§ WHAT THE EXERCISE ASKS: Track down every line below that holds "Type" and copy it.

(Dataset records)
-*-*-

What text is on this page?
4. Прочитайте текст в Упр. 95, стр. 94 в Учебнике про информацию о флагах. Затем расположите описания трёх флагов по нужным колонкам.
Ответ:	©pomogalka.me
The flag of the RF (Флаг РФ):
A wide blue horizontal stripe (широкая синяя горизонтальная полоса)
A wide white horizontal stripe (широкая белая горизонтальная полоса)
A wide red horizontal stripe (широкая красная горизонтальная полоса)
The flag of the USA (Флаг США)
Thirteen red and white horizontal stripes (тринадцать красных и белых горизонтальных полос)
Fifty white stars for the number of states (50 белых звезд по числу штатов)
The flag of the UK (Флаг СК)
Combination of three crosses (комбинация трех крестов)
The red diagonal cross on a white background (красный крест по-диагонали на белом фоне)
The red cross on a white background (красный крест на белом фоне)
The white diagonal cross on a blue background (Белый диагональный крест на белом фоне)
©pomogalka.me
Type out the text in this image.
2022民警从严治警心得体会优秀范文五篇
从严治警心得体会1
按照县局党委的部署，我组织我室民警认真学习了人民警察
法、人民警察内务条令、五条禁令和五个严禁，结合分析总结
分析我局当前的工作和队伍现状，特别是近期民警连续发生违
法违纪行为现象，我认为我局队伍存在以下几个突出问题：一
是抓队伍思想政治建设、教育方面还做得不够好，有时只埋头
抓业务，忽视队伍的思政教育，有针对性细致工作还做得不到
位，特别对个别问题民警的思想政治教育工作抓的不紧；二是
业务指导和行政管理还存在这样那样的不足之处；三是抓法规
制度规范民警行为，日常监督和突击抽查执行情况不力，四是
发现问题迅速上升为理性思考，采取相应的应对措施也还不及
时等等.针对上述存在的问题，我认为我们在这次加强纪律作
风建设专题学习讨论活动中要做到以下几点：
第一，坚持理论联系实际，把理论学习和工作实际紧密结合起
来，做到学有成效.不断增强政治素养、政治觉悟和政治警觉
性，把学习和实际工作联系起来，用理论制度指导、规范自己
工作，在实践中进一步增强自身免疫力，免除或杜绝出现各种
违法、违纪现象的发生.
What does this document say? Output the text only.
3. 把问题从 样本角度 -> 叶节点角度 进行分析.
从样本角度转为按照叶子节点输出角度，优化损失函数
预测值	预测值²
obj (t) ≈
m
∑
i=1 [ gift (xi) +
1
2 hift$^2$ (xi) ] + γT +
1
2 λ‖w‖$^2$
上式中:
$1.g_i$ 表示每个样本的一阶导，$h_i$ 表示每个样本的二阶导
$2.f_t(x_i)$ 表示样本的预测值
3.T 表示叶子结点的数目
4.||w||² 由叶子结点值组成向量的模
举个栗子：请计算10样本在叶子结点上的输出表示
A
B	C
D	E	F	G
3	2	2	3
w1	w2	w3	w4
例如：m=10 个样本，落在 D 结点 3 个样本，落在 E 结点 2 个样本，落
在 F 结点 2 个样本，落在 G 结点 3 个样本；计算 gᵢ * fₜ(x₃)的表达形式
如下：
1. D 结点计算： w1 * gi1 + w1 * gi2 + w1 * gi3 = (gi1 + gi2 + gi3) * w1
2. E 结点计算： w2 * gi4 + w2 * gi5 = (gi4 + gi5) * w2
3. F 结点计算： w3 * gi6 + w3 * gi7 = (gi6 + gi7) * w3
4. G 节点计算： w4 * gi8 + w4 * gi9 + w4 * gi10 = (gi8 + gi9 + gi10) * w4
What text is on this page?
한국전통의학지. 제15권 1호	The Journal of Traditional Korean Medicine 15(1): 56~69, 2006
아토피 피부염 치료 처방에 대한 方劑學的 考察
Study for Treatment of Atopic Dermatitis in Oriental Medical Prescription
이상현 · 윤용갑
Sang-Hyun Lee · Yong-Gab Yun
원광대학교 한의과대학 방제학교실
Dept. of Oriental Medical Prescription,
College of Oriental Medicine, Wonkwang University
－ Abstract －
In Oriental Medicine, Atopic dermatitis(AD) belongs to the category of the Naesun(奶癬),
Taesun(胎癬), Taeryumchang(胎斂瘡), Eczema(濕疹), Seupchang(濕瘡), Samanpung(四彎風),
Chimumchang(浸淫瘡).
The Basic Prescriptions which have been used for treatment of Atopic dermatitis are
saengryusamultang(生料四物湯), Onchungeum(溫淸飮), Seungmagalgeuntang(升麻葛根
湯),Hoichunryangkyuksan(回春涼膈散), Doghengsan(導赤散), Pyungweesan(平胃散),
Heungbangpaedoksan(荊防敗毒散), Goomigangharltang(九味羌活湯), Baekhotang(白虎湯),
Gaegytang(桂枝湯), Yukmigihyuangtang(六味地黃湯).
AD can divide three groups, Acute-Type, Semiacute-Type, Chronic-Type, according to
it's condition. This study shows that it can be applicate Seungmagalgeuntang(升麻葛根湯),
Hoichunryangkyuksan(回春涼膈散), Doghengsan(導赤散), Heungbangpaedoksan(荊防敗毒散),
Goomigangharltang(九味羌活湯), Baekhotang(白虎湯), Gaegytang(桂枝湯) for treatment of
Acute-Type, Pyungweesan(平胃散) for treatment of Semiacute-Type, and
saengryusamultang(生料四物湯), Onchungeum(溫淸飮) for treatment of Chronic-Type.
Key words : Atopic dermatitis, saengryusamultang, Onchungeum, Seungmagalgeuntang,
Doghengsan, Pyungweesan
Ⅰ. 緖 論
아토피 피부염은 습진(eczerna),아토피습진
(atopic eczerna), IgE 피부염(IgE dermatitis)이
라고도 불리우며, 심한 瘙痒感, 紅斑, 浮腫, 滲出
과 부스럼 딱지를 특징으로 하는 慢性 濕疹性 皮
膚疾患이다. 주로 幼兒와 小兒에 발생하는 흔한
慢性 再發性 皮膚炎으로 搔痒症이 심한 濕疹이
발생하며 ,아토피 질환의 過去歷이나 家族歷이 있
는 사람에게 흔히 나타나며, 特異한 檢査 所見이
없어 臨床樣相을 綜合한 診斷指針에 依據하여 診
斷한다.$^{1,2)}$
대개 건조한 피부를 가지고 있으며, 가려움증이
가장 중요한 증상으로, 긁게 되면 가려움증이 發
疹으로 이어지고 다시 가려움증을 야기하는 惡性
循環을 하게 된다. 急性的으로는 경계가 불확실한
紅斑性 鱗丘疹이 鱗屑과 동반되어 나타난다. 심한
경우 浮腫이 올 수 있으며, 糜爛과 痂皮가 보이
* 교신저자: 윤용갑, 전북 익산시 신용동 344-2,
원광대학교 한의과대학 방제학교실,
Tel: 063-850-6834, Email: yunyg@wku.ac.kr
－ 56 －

-*-*-

§ RESULT:
Type out the text in this image.
AD can divide three groups, Acute-Type, Semiacute-Type, Chronic-Type, according to
Acute-Type, Pyungweesan(平胃散) for treatment of Semiacute-Type, and
saengryusamultang(生料四物湯), Onchungeum(溫淸飮) for treatment of Chronic-Type.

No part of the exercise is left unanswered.